** Aim **
Show, in full, each line of the data that contains "Receipt".

** Task data **
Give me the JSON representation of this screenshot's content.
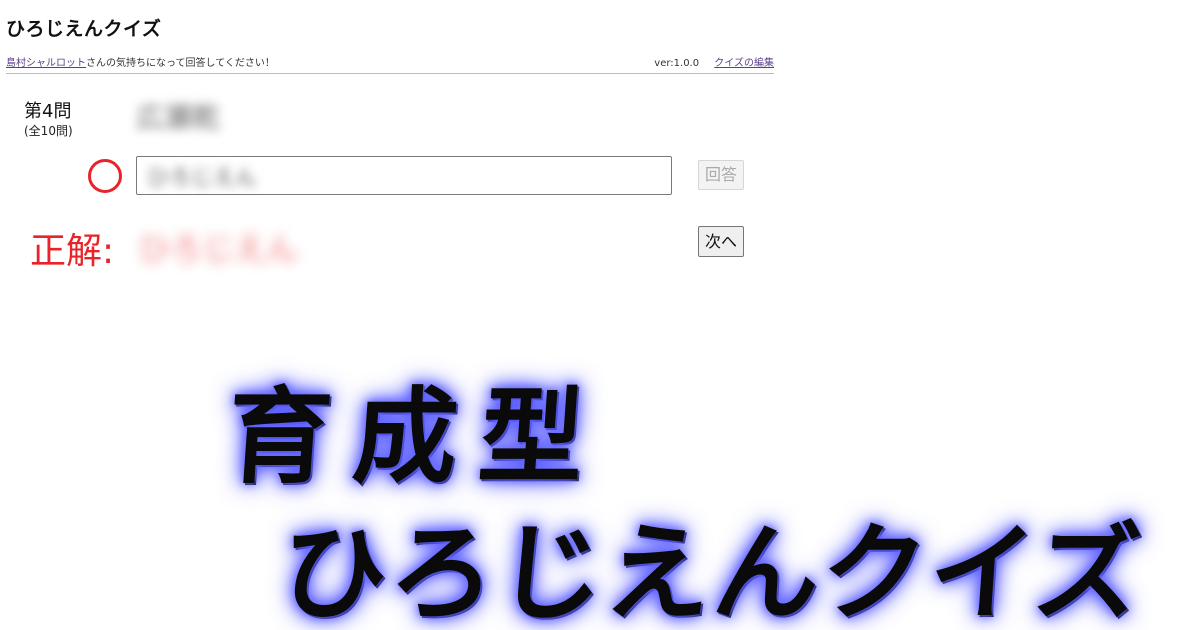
{
  "app": {
    "title": "ひろじえんクイズ"
  },
  "subheader": {
    "user_link": "島村シャルロット",
    "instruction": "さんの気持ちになって回答してください！",
    "version": "ver:1.0.0",
    "edit_link": "クイズの編集"
  },
  "question": {
    "number_label": "第4問",
    "total_label": "(全10問)",
    "text": "広瀬乾"
  },
  "answer": {
    "value": "ひろじえん",
    "button_label": "回答",
    "result_mark": "○",
    "button_enabled": false
  },
  "correct": {
    "label": "正解:",
    "value": "ひろじえん"
  },
  "next_button_label": "次へ",
  "logo": {
    "line1": "育成型",
    "line2": "ひろじえんクイズ"
  },
  "colors": {
    "accent_red": "#e8242a",
    "link_purple": "#5b3f8c",
    "glow_blue": "#4f52ff"
  }
}
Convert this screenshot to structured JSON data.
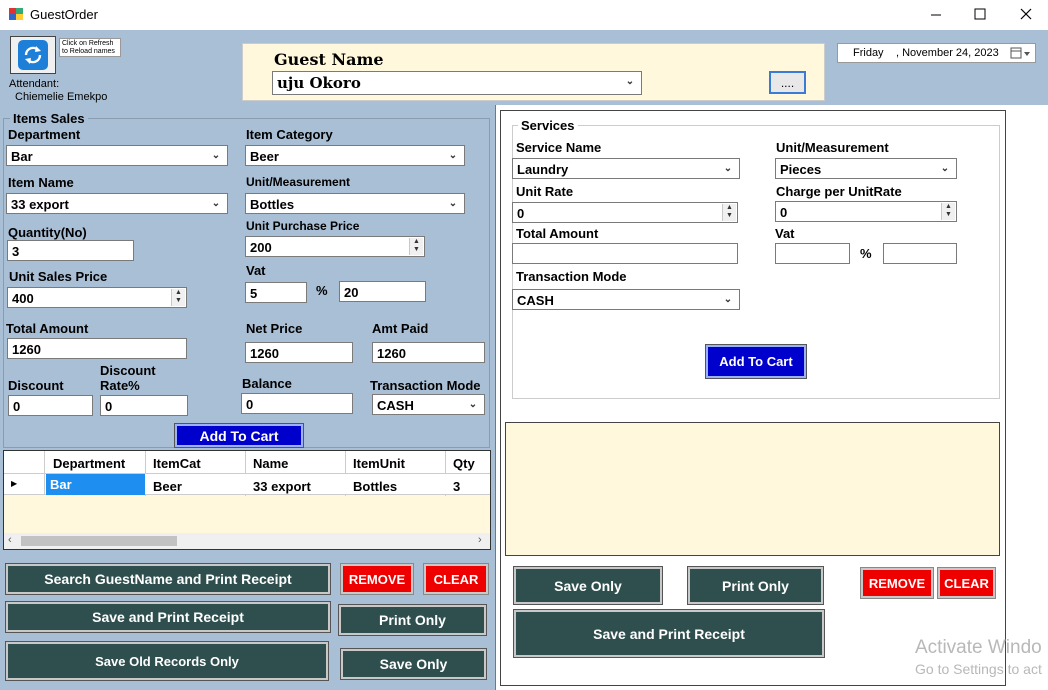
{
  "window": {
    "title": "GuestOrder"
  },
  "header": {
    "refresh_hint": "Click on Refresh to Reload names",
    "attendant_label": "Attendant:",
    "attendant_name": "Chiemelie Emekpo",
    "guest_name_label": "Guest Name",
    "guest_name_value": "uju Okoro",
    "dots_button": "....",
    "date_day": "Friday",
    "date_rest": ", November 24, 2023"
  },
  "items": {
    "group_title": "Items Sales",
    "department_label": "Department",
    "department_value": "Bar",
    "category_label": "Item Category",
    "category_value": "Beer",
    "name_label": "Item Name",
    "name_value": "33 export",
    "unit_label": "Unit/Measurement",
    "unit_value": "Bottles",
    "qty_label": "Quantity(No)",
    "qty_value": "3",
    "purchase_label": "Unit Purchase Price",
    "purchase_value": "200",
    "sales_label": "Unit Sales Price",
    "sales_value": "400",
    "vat_label": "Vat",
    "vat_value": "5",
    "vat_percent_sign": "%",
    "vat_amount": "20",
    "total_label": "Total Amount",
    "total_value": "1260",
    "net_label": "Net Price",
    "net_value": "1260",
    "paid_label": "Amt Paid",
    "paid_value": "1260",
    "discount_label": "Discount",
    "discount_value": "0",
    "discount_rate_label": "Discount Rate%",
    "discount_rate_value": "0",
    "balance_label": "Balance",
    "balance_value": "0",
    "mode_label": "Transaction Mode",
    "mode_value": "CASH",
    "add_to_cart": "Add To Cart",
    "grid": {
      "columns": [
        "Department",
        "ItemCat",
        "Name",
        "ItemUnit",
        "Qty"
      ],
      "rows": [
        [
          "Bar",
          "Beer",
          "33 export",
          "Bottles",
          "3"
        ]
      ]
    },
    "search_print_btn": "Search GuestName and Print Receipt",
    "remove_btn": "REMOVE",
    "clear_btn": "CLEAR",
    "save_print_btn": "Save and Print Receipt",
    "print_only_btn": "Print Only",
    "save_old_btn": "Save Old Records Only",
    "save_only_btn": "Save Only"
  },
  "services": {
    "group_title": "Services",
    "service_name_label": "Service Name",
    "service_name_value": "Laundry",
    "unit_label": "Unit/Measurement",
    "unit_value": "Pieces",
    "rate_label": "Unit Rate",
    "rate_value": "0",
    "charge_label": "Charge per UnitRate",
    "charge_value": "0",
    "total_label": "Total Amount",
    "total_value": "",
    "vat_label": "Vat",
    "vat_value": "",
    "vat_percent_sign": "%",
    "vat_amount": "",
    "mode_label": "Transaction Mode",
    "mode_value": "CASH",
    "add_to_cart": "Add To Cart",
    "save_only_btn": "Save Only",
    "print_only_btn": "Print Only",
    "remove_btn": "REMOVE",
    "clear_btn": "CLEAR",
    "save_print_btn": "Save and Print Receipt"
  },
  "watermark": {
    "line1": "Activate Windo",
    "line2": "Go to Settings to act"
  },
  "colors": {
    "header_bg": "#a9bfd5",
    "panel_border": "#3a3a3a",
    "dark_button": "#2f4f4f",
    "blue_button": "#0000cd",
    "red_button": "#ee0000",
    "note_bg": "#fff8dc"
  }
}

** Exercise solution **
    "search_print_btn": "Search GuestName and Print Receipt",
    "save_print_btn": "Save and Print Receipt",
    "save_print_btn": "Save and Print Receipt"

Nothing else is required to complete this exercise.